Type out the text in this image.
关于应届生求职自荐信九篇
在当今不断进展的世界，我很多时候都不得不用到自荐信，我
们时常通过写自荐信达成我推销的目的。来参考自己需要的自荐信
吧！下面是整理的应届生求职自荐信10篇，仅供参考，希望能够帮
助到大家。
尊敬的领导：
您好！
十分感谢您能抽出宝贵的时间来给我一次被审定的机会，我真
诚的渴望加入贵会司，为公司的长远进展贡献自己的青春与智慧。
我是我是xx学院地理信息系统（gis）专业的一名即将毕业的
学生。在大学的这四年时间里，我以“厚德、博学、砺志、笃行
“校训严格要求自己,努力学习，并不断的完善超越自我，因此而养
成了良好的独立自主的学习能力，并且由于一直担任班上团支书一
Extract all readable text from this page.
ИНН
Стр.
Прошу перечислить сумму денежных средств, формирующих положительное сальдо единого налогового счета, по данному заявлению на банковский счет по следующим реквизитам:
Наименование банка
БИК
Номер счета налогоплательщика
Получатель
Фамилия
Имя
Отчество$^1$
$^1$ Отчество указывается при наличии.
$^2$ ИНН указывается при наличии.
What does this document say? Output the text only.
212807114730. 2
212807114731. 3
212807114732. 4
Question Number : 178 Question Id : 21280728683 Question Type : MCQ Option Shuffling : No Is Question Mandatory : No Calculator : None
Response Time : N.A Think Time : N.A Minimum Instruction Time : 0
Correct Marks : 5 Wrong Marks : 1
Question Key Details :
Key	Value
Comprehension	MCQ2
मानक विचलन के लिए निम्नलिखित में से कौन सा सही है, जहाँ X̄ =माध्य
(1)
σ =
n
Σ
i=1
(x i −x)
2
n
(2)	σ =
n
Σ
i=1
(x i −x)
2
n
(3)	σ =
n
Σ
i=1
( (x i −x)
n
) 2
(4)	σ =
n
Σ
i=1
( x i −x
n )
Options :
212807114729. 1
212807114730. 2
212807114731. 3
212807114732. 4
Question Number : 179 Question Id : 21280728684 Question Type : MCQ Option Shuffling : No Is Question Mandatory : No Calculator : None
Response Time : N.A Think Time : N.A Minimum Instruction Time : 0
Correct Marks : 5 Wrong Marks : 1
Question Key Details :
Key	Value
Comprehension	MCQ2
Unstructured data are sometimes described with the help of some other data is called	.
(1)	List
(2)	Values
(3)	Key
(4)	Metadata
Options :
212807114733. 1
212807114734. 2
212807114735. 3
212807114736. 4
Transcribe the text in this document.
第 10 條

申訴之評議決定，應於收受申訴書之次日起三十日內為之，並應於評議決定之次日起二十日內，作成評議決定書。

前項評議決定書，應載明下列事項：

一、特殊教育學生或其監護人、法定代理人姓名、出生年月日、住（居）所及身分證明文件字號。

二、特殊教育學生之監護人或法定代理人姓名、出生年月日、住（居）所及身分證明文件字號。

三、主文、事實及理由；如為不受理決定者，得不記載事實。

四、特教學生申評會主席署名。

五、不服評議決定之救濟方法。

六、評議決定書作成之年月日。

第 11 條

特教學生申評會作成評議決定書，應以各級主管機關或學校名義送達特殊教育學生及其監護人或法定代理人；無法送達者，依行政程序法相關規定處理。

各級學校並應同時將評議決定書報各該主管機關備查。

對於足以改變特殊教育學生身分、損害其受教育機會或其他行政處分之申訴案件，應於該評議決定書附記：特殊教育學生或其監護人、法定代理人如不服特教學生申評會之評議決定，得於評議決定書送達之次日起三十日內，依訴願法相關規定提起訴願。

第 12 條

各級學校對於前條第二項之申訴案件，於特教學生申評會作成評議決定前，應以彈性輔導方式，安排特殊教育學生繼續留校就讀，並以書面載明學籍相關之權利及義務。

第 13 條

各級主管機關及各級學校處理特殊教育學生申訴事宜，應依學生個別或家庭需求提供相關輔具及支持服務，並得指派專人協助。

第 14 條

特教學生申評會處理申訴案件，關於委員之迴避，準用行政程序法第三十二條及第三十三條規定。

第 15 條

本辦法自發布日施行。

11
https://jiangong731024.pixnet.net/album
-- -- --
== Set task ==
Write out every line exactly as it stands.

== Reply ==
Type out the text in this image.
关于应届生求职自荐信九篇
在当今不断进展的世界，我很多时候都不得不用到自荐信，我
们时常通过写自荐信达成我推销的目的。来参考自己需要的自荐信
吧！下面是整理的应届生求职自荐信10篇，仅供参考，希望能够帮
助到大家。
尊敬的领导：
您好！
十分感谢您能抽出宝贵的时间来给我一次被审定的机会，我真
诚的渴望加入贵会司，为公司的长远进展贡献自己的青春与智慧。
我是我是xx学院地理信息系统（gis）专业的一名即将毕业的
学生。在大学的这四年时间里，我以“厚德、博学、砺志、笃行
“校训严格要求自己,努力学习，并不断的完善超越自我，因此而养
成了良好的独立自主的学习能力，并且由于一直担任班上团支书一
Extract all readable text from this page.
ИНН
Стр.
Прошу перечислить сумму денежных средств, формирующих положительное сальдо единого налогового счета, по данному заявлению на банковский счет по следующим реквизитам:
Наименование банка
БИК
Номер счета налогоплательщика
Получатель
Фамилия
Имя
Отчество$^1$
$^1$ Отчество указывается при наличии.
$^2$ ИНН указывается при наличии.
What does this document say? Output the text only.
212807114730. 2
212807114731. 3
212807114732. 4
Question Number : 178 Question Id : 21280728683 Question Type : MCQ Option Shuffling : No Is Question Mandatory : No Calculator : None
Response Time : N.A Think Time : N.A Minimum Instruction Time : 0
Correct Marks : 5 Wrong Marks : 1
Question Key Details :
Key	Value
Comprehension	MCQ2
मानक विचलन के लिए निम्नलिखित में से कौन सा सही है, जहाँ X̄ =माध्य
(1)
σ =
n
Σ
i=1
(x i −x)
2
n
(2)	σ =
n
Σ
i=1
(x i −x)
2
n
(3)	σ =
n
Σ
i=1
( (x i −x)
n
) 2
(4)	σ =
n
Σ
i=1
( x i −x
n )
Options :
212807114729. 1
212807114730. 2
212807114731. 3
212807114732. 4
Question Number : 179 Question Id : 21280728684 Question Type : MCQ Option Shuffling : No Is Question Mandatory : No Calculator : None
Response Time : N.A Think Time : N.A Minimum Instruction Time : 0
Correct Marks : 5 Wrong Marks : 1
Question Key Details :
Key	Value
Comprehension	MCQ2
Unstructured data are sometimes described with the help of some other data is called	.
(1)	List
(2)	Values
(3)	Key
(4)	Metadata
Options :
212807114733. 1
212807114734. 2
212807114735. 3
212807114736. 4
Transcribe the text in this document.
第 10 條

申訴之評議決定，應於收受申訴書之次日起三十日內為之，並應於評議決定之次日起二十日內，作成評議決定書。

前項評議決定書，應載明下列事項：

一、特殊教育學生或其監護人、法定代理人姓名、出生年月日、住（居）所及身分證明文件字號。

二、特殊教育學生之監護人或法定代理人姓名、出生年月日、住（居）所及身分證明文件字號。

三、主文、事實及理由；如為不受理決定者，得不記載事實。

四、特教學生申評會主席署名。

五、不服評議決定之救濟方法。

六、評議決定書作成之年月日。

第 11 條

特教學生申評會作成評議決定書，應以各級主管機關或學校名義送達特殊教育學生及其監護人或法定代理人；無法送達者，依行政程序法相關規定處理。

各級學校並應同時將評議決定書報各該主管機關備查。

對於足以改變特殊教育學生身分、損害其受教育機會或其他行政處分之申訴案件，應於該評議決定書附記：特殊教育學生或其監護人、法定代理人如不服特教學生申評會之評議決定，得於評議決定書送達之次日起三十日內，依訴願法相關規定提起訴願。

第 12 條

各級學校對於前條第二項之申訴案件，於特教學生申評會作成評議決定前，應以彈性輔導方式，安排特殊教育學生繼續留校就讀，並以書面載明學籍相關之權利及義務。

第 13 條

各級主管機關及各級學校處理特殊教育學生申訴事宜，應依學生個別或家庭需求提供相關輔具及支持服務，並得指派專人協助。

第 14 條

特教學生申評會處理申訴案件，關於委員之迴避，準用行政程序法第三十二條及第三十三條規定。

第 15 條

本辦法自發布日施行。

11
https://jiangong731024.pixnet.net/album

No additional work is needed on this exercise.